THE EXERCISE:
In the copy, include every entry exactly but none of the pictures.

Entries with figure data:
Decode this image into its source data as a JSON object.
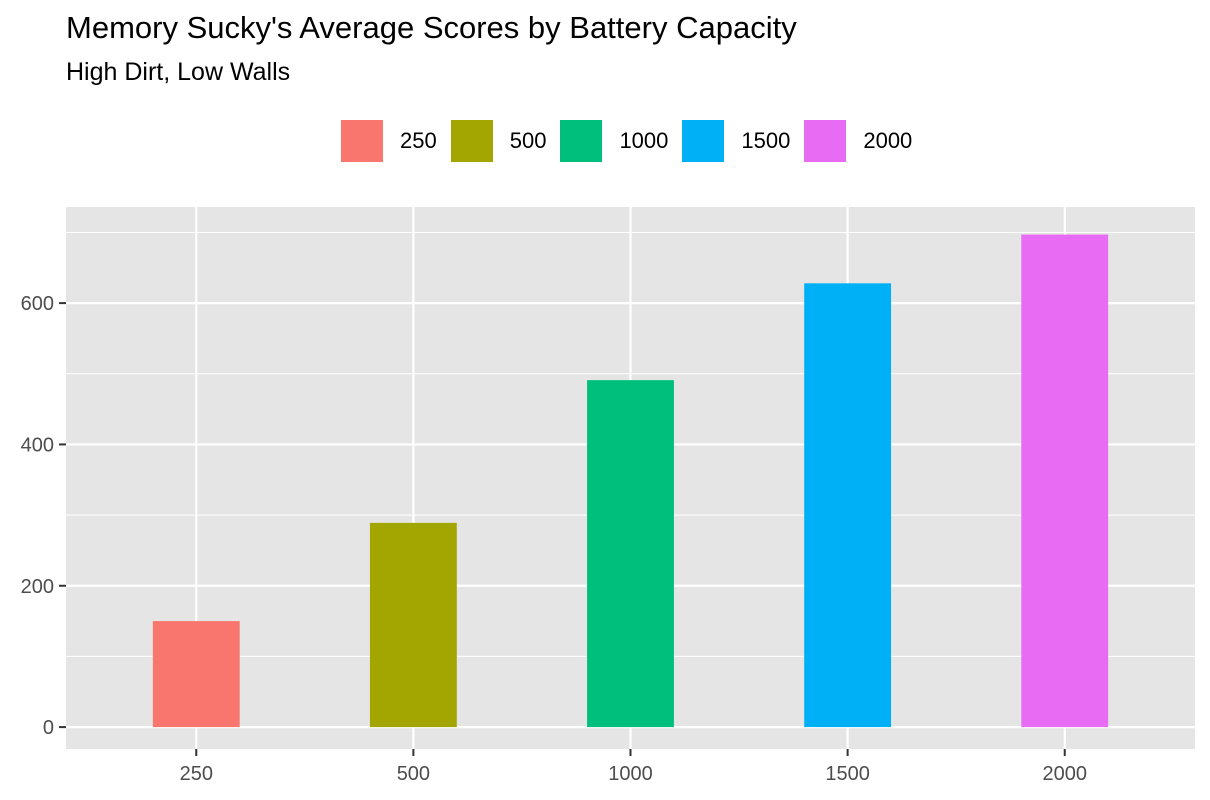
{
  "chart_data": {
    "type": "bar",
    "title": "Memory Sucky's Average Scores by Battery Capacity",
    "subtitle": "High Dirt, Low Walls",
    "xlabel": "",
    "ylabel": "",
    "categories": [
      "250",
      "500",
      "1000",
      "1500",
      "2000"
    ],
    "values": [
      150,
      289,
      491,
      628,
      697
    ],
    "colors": [
      "#F8766D",
      "#A3A500",
      "#00BF7D",
      "#00B0F6",
      "#E76BF3"
    ],
    "ylim": [
      -31,
      736
    ],
    "yticks": [
      0,
      200,
      400,
      600
    ],
    "ytick_labels": [
      "0",
      "200",
      "400",
      "600"
    ],
    "grid": true,
    "legend": {
      "position": "top",
      "entries": [
        "250",
        "500",
        "1000",
        "1500",
        "2000"
      ]
    },
    "panel_background": "#E5E5E5",
    "grid_color": "#FFFFFF"
  }
}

TASK RESULT:
Decode this image into its source data as a JSON object.
{
  "chart_data": {
    "type": "bar",
    "title": "Memory Sucky's Average Scores by Battery Capacity",
    "subtitle": "High Dirt, Low Walls",
    "xlabel": "",
    "ylabel": "",
    "categories": [
      "250",
      "500",
      "1000",
      "1500",
      "2000"
    ],
    "values": [
      150,
      289,
      491,
      628,
      697
    ],
    "colors": [
      "#F8766D",
      "#A3A500",
      "#00BF7D",
      "#00B0F6",
      "#E76BF3"
    ],
    "ylim": [
      -31,
      736
    ],
    "yticks": [
      0,
      200,
      400,
      600
    ],
    "ytick_labels": [
      "0",
      "200",
      "400",
      "600"
    ],
    "grid": true,
    "legend": {
      "position": "top",
      "entries": [
        "250",
        "500",
        "1000",
        "1500",
        "2000"
      ]
    },
    "panel_background": "#E5E5E5",
    "grid_color": "#FFFFFF"
  }
}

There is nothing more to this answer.